* What to do
Copy every line in the records below that contains the word "Quantity".

* Figure record listings
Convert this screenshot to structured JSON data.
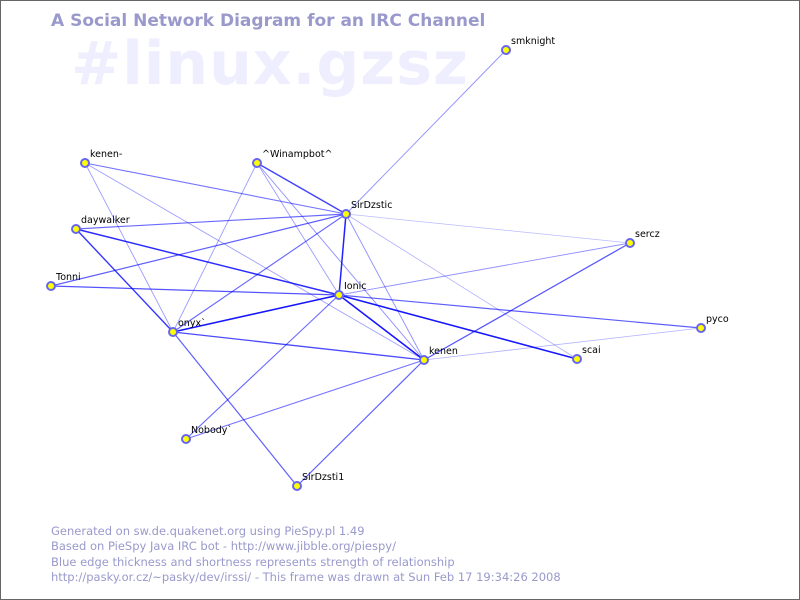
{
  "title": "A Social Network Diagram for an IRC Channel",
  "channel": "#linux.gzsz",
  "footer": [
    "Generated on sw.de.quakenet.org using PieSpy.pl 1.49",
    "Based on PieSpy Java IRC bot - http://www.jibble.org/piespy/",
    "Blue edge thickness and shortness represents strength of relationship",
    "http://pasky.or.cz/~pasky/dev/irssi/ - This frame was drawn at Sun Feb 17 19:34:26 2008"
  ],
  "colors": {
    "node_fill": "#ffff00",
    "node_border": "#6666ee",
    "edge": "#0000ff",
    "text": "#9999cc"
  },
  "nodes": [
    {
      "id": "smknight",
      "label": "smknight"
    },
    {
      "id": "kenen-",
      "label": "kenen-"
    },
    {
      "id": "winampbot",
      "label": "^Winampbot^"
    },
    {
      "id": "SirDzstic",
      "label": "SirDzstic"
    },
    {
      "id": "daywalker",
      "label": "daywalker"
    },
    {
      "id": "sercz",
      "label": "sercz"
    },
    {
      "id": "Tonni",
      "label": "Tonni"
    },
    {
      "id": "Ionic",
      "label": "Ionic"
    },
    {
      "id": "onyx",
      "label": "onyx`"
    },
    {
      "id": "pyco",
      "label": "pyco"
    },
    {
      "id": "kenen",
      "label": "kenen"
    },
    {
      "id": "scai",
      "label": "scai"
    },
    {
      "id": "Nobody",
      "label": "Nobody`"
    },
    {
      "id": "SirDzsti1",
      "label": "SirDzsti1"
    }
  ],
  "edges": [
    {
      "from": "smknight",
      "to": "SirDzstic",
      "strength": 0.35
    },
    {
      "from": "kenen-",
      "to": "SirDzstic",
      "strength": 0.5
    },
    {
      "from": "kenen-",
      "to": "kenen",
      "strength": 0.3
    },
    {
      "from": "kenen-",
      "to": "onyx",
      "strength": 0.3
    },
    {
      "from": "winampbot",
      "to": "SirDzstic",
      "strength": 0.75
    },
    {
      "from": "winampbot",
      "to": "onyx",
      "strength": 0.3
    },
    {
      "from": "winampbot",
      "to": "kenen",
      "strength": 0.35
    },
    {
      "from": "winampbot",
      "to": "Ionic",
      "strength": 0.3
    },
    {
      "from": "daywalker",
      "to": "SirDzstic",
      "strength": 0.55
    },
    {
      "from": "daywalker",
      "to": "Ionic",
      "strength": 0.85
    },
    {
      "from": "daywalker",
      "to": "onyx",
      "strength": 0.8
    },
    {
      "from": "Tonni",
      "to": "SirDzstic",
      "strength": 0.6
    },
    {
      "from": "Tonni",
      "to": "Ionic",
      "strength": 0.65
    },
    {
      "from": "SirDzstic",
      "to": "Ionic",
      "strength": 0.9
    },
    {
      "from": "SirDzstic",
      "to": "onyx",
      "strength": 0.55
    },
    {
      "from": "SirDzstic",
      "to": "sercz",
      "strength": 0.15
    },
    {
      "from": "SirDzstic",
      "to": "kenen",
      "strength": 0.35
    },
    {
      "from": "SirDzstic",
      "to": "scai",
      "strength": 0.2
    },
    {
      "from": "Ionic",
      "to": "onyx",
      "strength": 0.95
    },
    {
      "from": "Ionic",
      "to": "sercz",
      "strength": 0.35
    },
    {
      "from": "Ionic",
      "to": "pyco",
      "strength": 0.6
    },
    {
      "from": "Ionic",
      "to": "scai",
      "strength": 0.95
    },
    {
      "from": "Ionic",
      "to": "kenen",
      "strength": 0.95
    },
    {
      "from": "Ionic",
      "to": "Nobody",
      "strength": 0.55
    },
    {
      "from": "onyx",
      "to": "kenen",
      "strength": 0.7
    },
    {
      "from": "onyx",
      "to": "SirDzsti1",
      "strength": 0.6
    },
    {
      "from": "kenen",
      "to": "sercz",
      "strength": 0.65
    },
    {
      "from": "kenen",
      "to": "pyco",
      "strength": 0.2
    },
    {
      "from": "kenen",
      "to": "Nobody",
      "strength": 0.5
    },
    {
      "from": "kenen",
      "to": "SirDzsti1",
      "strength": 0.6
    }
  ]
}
---
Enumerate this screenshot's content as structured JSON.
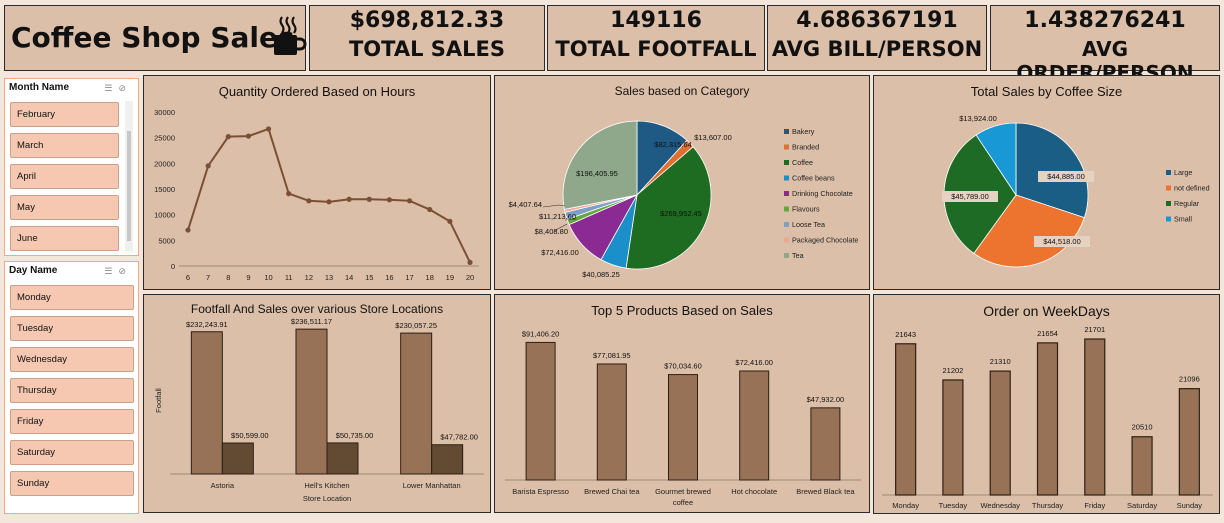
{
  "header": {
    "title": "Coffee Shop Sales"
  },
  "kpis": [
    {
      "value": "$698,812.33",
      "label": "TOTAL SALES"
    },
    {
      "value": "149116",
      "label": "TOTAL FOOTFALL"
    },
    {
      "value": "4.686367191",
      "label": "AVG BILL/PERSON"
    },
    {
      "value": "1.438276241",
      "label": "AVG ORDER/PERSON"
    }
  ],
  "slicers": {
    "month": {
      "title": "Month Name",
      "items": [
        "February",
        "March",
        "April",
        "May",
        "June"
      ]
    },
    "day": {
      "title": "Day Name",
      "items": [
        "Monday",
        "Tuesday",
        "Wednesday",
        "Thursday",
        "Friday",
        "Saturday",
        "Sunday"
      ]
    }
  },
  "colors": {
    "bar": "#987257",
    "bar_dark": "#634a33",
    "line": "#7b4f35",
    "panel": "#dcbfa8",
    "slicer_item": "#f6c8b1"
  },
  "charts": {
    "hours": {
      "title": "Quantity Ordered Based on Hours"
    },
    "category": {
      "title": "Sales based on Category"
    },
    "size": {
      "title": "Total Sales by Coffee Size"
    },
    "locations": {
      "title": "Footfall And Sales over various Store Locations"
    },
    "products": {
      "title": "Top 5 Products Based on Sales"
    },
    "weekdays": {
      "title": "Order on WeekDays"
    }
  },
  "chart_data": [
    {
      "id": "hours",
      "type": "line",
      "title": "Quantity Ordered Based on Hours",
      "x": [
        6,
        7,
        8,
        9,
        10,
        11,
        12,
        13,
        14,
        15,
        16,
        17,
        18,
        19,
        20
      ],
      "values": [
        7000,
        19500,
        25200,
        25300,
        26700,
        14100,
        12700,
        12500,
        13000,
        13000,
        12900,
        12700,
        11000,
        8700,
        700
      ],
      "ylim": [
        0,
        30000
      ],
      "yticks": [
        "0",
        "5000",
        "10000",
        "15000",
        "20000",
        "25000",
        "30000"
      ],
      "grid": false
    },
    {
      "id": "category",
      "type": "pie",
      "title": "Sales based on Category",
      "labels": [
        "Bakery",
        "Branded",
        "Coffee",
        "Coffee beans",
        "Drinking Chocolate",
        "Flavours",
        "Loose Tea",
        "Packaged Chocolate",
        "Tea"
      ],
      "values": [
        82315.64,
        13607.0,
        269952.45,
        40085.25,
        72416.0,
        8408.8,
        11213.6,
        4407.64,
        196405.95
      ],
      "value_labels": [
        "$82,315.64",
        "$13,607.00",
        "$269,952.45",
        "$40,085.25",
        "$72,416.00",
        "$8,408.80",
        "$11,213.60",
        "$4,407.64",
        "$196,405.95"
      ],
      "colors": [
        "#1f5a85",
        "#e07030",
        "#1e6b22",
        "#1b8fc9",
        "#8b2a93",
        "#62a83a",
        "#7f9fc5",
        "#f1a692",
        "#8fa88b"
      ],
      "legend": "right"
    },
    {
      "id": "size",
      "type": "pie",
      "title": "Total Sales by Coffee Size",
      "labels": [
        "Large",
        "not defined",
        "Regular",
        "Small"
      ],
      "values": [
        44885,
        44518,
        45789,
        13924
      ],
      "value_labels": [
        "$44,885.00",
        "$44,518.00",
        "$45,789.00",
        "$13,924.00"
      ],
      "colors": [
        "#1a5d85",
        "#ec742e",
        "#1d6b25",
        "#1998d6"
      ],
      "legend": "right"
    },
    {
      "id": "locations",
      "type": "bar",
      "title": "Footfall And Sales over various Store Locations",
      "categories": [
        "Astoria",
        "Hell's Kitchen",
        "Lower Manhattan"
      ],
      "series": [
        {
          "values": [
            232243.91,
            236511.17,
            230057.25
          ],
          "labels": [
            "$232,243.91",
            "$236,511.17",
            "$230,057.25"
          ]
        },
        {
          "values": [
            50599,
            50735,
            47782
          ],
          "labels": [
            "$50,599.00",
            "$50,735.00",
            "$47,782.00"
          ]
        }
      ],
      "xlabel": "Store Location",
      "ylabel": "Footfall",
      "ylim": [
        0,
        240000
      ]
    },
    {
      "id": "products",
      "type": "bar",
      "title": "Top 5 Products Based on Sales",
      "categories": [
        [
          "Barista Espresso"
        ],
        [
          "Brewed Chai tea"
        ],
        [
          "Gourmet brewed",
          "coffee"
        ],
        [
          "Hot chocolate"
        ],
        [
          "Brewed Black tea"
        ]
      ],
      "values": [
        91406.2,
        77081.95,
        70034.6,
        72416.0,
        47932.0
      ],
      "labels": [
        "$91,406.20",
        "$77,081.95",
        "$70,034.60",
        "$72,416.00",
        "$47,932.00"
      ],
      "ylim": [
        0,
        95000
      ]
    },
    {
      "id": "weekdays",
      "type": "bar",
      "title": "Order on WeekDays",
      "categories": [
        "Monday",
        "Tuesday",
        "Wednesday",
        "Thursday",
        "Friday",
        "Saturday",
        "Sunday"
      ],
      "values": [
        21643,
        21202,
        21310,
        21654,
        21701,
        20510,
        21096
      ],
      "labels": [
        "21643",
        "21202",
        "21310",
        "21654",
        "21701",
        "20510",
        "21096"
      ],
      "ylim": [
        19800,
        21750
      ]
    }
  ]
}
==
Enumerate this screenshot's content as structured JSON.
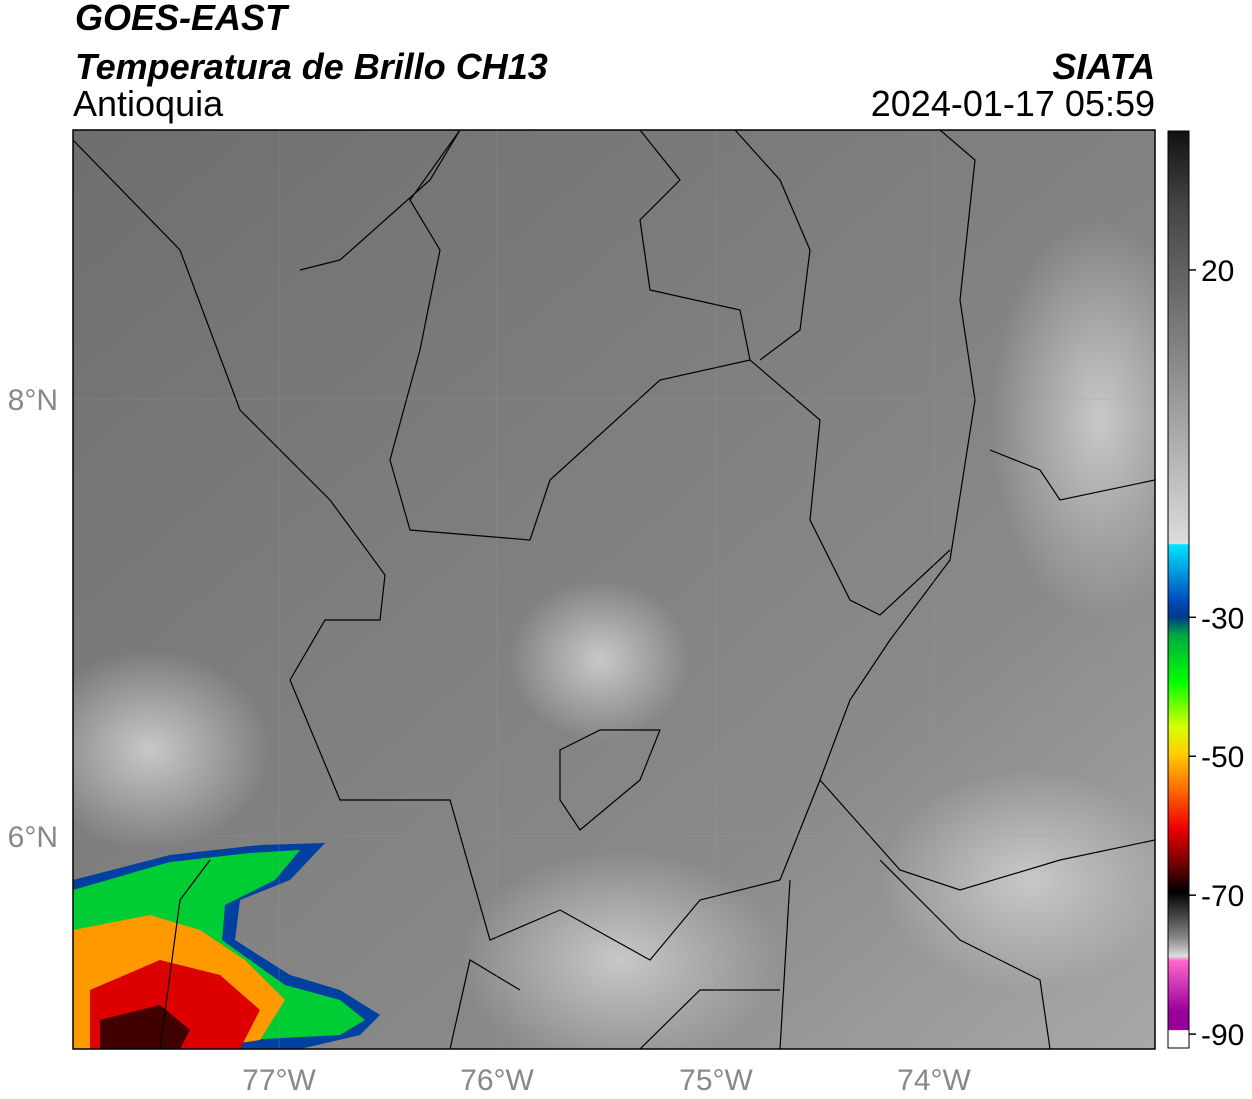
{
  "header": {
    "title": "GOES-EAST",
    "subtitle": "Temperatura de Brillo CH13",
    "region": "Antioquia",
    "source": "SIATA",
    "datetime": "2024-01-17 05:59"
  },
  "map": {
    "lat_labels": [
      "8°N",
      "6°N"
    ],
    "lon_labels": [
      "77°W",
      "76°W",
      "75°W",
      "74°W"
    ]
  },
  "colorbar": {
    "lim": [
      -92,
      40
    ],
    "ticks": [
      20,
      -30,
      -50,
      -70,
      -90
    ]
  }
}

* Task solution
      "title": "Quantity Ordered Based on Hours"
      "title": "Quantity Ordered Based on Hours",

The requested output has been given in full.